**Exercise task:** Reply with the count of lines holding "Servers", nothing more.

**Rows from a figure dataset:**
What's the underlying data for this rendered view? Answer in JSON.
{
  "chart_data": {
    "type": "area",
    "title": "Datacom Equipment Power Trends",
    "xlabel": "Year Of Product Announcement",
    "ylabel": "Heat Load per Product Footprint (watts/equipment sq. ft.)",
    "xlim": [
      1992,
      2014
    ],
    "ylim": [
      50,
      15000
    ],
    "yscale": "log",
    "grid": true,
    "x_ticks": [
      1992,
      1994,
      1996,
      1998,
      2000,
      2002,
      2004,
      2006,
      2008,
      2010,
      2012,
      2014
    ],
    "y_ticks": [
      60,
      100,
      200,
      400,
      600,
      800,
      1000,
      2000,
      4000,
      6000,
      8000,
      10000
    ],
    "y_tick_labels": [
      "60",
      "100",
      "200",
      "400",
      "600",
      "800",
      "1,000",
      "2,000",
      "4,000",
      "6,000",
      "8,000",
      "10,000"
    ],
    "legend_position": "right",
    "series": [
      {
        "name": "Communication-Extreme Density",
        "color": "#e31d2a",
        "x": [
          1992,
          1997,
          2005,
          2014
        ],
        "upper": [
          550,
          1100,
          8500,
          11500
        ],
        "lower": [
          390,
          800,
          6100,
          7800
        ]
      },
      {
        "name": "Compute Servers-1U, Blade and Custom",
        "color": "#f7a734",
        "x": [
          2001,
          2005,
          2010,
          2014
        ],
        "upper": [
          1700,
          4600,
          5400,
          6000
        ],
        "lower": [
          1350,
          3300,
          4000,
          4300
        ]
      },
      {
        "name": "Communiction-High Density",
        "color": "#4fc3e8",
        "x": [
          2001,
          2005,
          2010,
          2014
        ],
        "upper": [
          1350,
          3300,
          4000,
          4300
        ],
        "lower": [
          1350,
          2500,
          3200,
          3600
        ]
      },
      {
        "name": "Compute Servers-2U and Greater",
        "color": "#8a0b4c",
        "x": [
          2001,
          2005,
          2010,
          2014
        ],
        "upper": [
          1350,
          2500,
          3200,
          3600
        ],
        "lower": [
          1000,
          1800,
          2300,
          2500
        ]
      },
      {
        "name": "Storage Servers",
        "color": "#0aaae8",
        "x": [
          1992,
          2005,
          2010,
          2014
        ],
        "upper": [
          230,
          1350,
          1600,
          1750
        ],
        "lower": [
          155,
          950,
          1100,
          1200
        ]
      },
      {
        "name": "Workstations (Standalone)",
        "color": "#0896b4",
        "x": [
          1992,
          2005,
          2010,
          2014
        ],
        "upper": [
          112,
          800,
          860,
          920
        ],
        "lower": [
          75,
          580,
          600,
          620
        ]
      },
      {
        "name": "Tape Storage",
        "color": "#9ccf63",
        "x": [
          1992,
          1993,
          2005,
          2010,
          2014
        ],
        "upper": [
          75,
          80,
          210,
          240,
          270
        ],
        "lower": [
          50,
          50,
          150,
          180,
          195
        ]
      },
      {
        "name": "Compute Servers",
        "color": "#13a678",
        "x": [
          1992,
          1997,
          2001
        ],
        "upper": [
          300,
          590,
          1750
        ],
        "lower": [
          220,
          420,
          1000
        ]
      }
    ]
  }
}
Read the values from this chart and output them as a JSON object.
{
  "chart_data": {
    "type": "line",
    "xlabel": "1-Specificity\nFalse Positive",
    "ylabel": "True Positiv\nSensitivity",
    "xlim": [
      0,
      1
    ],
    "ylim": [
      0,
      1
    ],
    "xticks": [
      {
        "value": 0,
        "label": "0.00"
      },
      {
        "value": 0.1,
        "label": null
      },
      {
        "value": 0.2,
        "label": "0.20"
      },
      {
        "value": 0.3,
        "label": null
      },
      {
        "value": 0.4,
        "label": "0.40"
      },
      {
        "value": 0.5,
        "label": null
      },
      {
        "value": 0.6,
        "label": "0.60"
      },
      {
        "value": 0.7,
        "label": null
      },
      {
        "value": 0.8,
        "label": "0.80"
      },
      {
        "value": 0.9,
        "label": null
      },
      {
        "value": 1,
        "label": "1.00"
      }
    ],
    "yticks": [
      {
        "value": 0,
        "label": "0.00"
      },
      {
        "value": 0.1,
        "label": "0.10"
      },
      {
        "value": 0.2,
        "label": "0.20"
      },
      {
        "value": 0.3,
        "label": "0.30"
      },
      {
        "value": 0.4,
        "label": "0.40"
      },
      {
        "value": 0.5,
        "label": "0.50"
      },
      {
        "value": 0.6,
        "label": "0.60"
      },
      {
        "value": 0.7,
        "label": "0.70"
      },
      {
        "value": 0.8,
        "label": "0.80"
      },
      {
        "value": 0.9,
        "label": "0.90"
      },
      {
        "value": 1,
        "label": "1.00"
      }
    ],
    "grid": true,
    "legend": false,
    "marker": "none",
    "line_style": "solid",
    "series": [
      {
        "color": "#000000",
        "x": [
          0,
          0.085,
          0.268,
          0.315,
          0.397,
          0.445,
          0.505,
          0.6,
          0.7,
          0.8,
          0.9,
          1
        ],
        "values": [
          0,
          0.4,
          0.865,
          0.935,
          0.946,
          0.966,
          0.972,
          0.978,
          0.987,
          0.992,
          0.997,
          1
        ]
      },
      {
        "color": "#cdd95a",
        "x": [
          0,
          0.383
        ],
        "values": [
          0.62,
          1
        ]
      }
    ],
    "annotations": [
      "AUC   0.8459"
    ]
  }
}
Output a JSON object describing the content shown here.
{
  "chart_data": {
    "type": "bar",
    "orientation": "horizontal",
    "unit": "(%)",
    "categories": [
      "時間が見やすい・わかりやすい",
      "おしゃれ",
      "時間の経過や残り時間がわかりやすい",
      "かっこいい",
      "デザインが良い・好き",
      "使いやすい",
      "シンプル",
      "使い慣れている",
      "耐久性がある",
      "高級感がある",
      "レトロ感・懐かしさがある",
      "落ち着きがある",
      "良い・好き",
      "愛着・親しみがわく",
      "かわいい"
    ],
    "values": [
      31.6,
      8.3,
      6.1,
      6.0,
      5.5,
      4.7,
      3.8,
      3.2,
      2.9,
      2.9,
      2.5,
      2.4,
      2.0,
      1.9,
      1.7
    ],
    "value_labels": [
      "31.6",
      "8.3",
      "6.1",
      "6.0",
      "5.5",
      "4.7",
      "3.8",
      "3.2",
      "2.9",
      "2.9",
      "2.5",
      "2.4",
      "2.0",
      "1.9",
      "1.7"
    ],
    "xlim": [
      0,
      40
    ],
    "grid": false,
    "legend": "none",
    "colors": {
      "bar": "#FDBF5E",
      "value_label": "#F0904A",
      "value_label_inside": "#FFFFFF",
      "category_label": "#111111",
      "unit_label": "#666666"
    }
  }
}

**Solution for this exercise:** 4